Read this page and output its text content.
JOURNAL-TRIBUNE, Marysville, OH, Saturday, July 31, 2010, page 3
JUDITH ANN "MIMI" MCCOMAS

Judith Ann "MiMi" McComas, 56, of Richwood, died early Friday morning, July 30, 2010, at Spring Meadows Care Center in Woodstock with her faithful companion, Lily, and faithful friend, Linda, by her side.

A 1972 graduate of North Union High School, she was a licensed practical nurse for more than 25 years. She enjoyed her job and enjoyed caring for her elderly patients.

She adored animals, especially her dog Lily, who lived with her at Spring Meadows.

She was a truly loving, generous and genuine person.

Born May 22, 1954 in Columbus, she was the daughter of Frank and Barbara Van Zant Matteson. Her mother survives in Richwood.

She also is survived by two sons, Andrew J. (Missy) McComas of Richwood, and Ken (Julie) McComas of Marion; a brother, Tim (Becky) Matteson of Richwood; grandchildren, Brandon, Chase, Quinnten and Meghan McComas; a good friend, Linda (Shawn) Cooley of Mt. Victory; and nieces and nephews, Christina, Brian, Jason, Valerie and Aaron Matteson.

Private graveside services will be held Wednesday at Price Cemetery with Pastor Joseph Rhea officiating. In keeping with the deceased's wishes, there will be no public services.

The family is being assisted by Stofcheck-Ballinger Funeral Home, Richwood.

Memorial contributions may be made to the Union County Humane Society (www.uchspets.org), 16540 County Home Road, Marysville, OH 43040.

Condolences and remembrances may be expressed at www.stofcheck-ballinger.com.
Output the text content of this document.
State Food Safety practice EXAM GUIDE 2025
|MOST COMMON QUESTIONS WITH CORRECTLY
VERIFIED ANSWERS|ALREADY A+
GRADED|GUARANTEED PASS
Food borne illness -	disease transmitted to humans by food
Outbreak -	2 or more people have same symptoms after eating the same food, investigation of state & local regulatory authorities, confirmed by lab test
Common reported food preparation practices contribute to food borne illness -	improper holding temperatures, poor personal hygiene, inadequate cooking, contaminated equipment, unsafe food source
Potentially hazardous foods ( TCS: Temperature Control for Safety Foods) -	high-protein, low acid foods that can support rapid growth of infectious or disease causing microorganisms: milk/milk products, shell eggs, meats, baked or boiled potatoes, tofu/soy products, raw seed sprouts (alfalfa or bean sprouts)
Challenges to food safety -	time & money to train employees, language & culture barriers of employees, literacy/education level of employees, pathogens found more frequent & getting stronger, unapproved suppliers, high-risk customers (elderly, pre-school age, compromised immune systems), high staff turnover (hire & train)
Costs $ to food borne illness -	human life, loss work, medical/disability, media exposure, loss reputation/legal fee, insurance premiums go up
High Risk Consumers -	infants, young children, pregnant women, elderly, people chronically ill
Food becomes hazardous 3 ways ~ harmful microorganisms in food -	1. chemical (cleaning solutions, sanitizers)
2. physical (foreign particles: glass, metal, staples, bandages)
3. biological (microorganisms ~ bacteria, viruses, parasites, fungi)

— Exercise brief —
Copy down every line of the entries containing the word "content".

— Your solution —
Read this page and output its text content.
Output the text content of this document.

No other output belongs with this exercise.